» **Input**:
+ + + +
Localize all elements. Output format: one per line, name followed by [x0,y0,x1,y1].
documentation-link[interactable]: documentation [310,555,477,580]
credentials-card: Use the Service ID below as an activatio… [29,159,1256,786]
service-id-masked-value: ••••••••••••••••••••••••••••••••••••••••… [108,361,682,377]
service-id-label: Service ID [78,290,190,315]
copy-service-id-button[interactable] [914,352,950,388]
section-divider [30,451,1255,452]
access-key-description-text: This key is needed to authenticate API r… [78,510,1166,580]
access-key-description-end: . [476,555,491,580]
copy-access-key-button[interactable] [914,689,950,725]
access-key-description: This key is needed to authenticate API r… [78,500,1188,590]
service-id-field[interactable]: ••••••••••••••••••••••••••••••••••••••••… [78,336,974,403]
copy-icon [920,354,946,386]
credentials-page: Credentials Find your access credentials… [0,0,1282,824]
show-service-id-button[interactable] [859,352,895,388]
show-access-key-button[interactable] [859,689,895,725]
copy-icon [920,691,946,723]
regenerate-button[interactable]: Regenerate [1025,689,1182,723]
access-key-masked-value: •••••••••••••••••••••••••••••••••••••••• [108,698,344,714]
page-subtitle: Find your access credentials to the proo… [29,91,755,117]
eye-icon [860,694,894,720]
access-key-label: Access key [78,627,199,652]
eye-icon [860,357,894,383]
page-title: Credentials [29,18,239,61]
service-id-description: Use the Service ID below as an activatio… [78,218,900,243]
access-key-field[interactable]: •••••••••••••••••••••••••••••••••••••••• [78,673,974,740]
+ + + +
» **What you have to do**:
Copy out the records again, putting "visibility-icon" in place of each "eye-icon" and leaving everything else unchanged.

» **Written answer**:
Localize all elements. Output format: one per line, name followed by [x0,y0,x1,y1].
documentation-link[interactable]: documentation [310,555,477,580]
credentials-card: Use the Service ID below as an activatio… [29,159,1256,786]
service-id-masked-value: ••••••••••••••••••••••••••••••••••••••••… [108,361,682,377]
service-id-label: Service ID [78,290,190,315]
copy-service-id-button[interactable] [914,352,950,388]
section-divider [30,451,1255,452]
access-key-description-text: This key is needed to authenticate API r… [78,510,1166,580]
access-key-description-end: . [476,555,491,580]
copy-access-key-button[interactable] [914,689,950,725]
access-key-description: This key is needed to authenticate API r… [78,500,1188,590]
service-id-field[interactable]: ••••••••••••••••••••••••••••••••••••••••… [78,336,974,403]
copy-icon [920,354,946,386]
credentials-page: Credentials Find your access credentials… [0,0,1282,824]
show-service-id-button[interactable] [859,352,895,388]
show-access-key-button[interactable] [859,689,895,725]
copy-icon [920,691,946,723]
regenerate-button[interactable]: Regenerate [1025,689,1182,723]
access-key-masked-value: •••••••••••••••••••••••••••••••••••••••• [108,698,344,714]
page-subtitle: Find your access credentials to the proo… [29,91,755,117]
visibility-icon [860,694,894,720]
access-key-label: Access key [78,627,199,652]
visibility-icon [860,357,894,383]
page-title: Credentials [29,18,239,61]
service-id-description: Use the Service ID below as an activatio… [78,218,900,243]
access-key-field[interactable]: •••••••••••••••••••••••••••••••••••••••• [78,673,974,740]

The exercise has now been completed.